CHALLENGE:
Reproduce the material exactly, omitting nothing.

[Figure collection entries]
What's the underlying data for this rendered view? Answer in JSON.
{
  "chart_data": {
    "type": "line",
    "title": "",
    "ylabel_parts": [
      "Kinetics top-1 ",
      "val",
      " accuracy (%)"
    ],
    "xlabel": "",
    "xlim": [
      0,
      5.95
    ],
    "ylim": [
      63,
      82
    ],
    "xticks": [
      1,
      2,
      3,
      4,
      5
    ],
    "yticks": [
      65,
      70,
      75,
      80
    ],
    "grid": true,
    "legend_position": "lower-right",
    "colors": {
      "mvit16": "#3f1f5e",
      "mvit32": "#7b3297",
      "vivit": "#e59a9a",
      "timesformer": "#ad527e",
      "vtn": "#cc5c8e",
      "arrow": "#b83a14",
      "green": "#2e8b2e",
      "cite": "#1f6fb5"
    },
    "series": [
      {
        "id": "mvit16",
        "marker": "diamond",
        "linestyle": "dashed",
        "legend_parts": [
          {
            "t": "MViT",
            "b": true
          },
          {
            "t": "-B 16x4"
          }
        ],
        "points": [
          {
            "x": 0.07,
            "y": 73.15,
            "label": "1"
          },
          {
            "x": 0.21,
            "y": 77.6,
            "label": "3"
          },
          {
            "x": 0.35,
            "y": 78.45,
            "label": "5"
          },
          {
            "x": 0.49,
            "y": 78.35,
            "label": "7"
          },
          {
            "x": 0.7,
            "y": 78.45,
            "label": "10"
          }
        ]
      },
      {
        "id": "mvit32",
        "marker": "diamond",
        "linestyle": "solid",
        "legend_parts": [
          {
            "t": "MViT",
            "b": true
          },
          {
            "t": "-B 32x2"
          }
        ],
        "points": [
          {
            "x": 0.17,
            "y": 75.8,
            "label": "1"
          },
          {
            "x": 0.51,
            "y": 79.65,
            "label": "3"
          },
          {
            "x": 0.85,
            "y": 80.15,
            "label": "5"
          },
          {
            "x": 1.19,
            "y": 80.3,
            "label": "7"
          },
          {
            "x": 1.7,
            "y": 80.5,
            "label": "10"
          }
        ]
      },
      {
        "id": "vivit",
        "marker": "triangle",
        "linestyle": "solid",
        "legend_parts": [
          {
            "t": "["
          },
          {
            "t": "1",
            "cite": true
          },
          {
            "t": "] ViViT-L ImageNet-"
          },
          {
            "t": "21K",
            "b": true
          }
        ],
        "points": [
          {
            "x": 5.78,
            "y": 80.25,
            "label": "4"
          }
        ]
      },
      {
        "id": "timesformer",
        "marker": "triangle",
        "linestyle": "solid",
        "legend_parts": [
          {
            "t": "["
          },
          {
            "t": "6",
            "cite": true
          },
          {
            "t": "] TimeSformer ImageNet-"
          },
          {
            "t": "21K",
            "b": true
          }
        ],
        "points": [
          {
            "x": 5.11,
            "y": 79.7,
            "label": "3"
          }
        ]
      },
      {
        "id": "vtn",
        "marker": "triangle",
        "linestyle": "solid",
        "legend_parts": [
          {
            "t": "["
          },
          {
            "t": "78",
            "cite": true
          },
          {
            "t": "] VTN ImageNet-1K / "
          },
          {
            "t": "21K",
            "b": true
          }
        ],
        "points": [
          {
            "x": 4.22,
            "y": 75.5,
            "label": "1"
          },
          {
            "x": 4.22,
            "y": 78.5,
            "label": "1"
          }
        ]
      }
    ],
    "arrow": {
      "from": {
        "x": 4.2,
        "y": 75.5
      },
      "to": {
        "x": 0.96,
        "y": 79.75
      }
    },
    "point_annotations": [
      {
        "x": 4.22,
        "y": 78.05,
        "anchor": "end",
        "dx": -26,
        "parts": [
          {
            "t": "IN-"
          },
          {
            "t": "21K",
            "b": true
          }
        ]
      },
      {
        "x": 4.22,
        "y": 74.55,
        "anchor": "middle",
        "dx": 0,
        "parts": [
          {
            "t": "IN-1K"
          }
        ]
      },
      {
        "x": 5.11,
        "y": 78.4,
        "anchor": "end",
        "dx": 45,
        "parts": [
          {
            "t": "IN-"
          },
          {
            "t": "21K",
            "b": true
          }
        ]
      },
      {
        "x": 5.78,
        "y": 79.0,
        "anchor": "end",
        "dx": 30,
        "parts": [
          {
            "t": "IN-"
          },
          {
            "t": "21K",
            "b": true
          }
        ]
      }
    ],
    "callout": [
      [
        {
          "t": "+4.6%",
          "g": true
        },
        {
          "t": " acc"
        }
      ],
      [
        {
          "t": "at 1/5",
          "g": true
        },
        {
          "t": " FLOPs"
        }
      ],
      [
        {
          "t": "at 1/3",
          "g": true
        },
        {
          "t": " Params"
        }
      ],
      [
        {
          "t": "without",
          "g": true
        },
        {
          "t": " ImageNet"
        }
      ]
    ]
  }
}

RESULT OF THIS TASK:
What's the underlying data for this rendered view? Answer in JSON.
{
  "chart_data": {
    "type": "line",
    "title": "",
    "ylabel_parts": [
      "Kinetics top-1 ",
      "val",
      " accuracy (%)"
    ],
    "xlabel": "",
    "xlim": [
      0,
      5.95
    ],
    "ylim": [
      63,
      82
    ],
    "xticks": [
      1,
      2,
      3,
      4,
      5
    ],
    "yticks": [
      65,
      70,
      75,
      80
    ],
    "grid": true,
    "legend_position": "lower-right",
    "colors": {
      "mvit16": "#3f1f5e",
      "mvit32": "#7b3297",
      "vivit": "#e59a9a",
      "timesformer": "#ad527e",
      "vtn": "#cc5c8e",
      "arrow": "#b83a14",
      "green": "#2e8b2e",
      "cite": "#1f6fb5"
    },
    "series": [
      {
        "id": "mvit16",
        "marker": "diamond",
        "linestyle": "dashed",
        "legend_parts": [
          {
            "t": "MViT",
            "b": true
          },
          {
            "t": "-B 16x4"
          }
        ],
        "points": [
          {
            "x": 0.07,
            "y": 73.15,
            "label": "1"
          },
          {
            "x": 0.21,
            "y": 77.6,
            "label": "3"
          },
          {
            "x": 0.35,
            "y": 78.45,
            "label": "5"
          },
          {
            "x": 0.49,
            "y": 78.35,
            "label": "7"
          },
          {
            "x": 0.7,
            "y": 78.45,
            "label": "10"
          }
        ]
      },
      {
        "id": "mvit32",
        "marker": "diamond",
        "linestyle": "solid",
        "legend_parts": [
          {
            "t": "MViT",
            "b": true
          },
          {
            "t": "-B 32x2"
          }
        ],
        "points": [
          {
            "x": 0.17,
            "y": 75.8,
            "label": "1"
          },
          {
            "x": 0.51,
            "y": 79.65,
            "label": "3"
          },
          {
            "x": 0.85,
            "y": 80.15,
            "label": "5"
          },
          {
            "x": 1.19,
            "y": 80.3,
            "label": "7"
          },
          {
            "x": 1.7,
            "y": 80.5,
            "label": "10"
          }
        ]
      },
      {
        "id": "vivit",
        "marker": "triangle",
        "linestyle": "solid",
        "legend_parts": [
          {
            "t": "["
          },
          {
            "t": "1",
            "cite": true
          },
          {
            "t": "] ViViT-L ImageNet-"
          },
          {
            "t": "21K",
            "b": true
          }
        ],
        "points": [
          {
            "x": 5.78,
            "y": 80.25,
            "label": "4"
          }
        ]
      },
      {
        "id": "timesformer",
        "marker": "triangle",
        "linestyle": "solid",
        "legend_parts": [
          {
            "t": "["
          },
          {
            "t": "6",
            "cite": true
          },
          {
            "t": "] TimeSformer ImageNet-"
          },
          {
            "t": "21K",
            "b": true
          }
        ],
        "points": [
          {
            "x": 5.11,
            "y": 79.7,
            "label": "3"
          }
        ]
      },
      {
        "id": "vtn",
        "marker": "triangle",
        "linestyle": "solid",
        "legend_parts": [
          {
            "t": "["
          },
          {
            "t": "78",
            "cite": true
          },
          {
            "t": "] VTN ImageNet-1K / "
          },
          {
            "t": "21K",
            "b": true
          }
        ],
        "points": [
          {
            "x": 4.22,
            "y": 75.5,
            "label": "1"
          },
          {
            "x": 4.22,
            "y": 78.5,
            "label": "1"
          }
        ]
      }
    ],
    "arrow": {
      "from": {
        "x": 4.2,
        "y": 75.5
      },
      "to": {
        "x": 0.96,
        "y": 79.75
      }
    },
    "point_annotations": [
      {
        "x": 4.22,
        "y": 78.05,
        "anchor": "end",
        "dx": -26,
        "parts": [
          {
            "t": "IN-"
          },
          {
            "t": "21K",
            "b": true
          }
        ]
      },
      {
        "x": 4.22,
        "y": 74.55,
        "anchor": "middle",
        "dx": 0,
        "parts": [
          {
            "t": "IN-1K"
          }
        ]
      },
      {
        "x": 5.11,
        "y": 78.4,
        "anchor": "end",
        "dx": 45,
        "parts": [
          {
            "t": "IN-"
          },
          {
            "t": "21K",
            "b": true
          }
        ]
      },
      {
        "x": 5.78,
        "y": 79.0,
        "anchor": "end",
        "dx": 30,
        "parts": [
          {
            "t": "IN-"
          },
          {
            "t": "21K",
            "b": true
          }
        ]
      }
    ],
    "callout": [
      [
        {
          "t": "+4.6%",
          "g": true
        },
        {
          "t": " acc"
        }
      ],
      [
        {
          "t": "at 1/5",
          "g": true
        },
        {
          "t": " FLOPs"
        }
      ],
      [
        {
          "t": "at 1/3",
          "g": true
        },
        {
          "t": " Params"
        }
      ],
      [
        {
          "t": "without",
          "g": true
        },
        {
          "t": " ImageNet"
        }
      ]
    ]
  }
}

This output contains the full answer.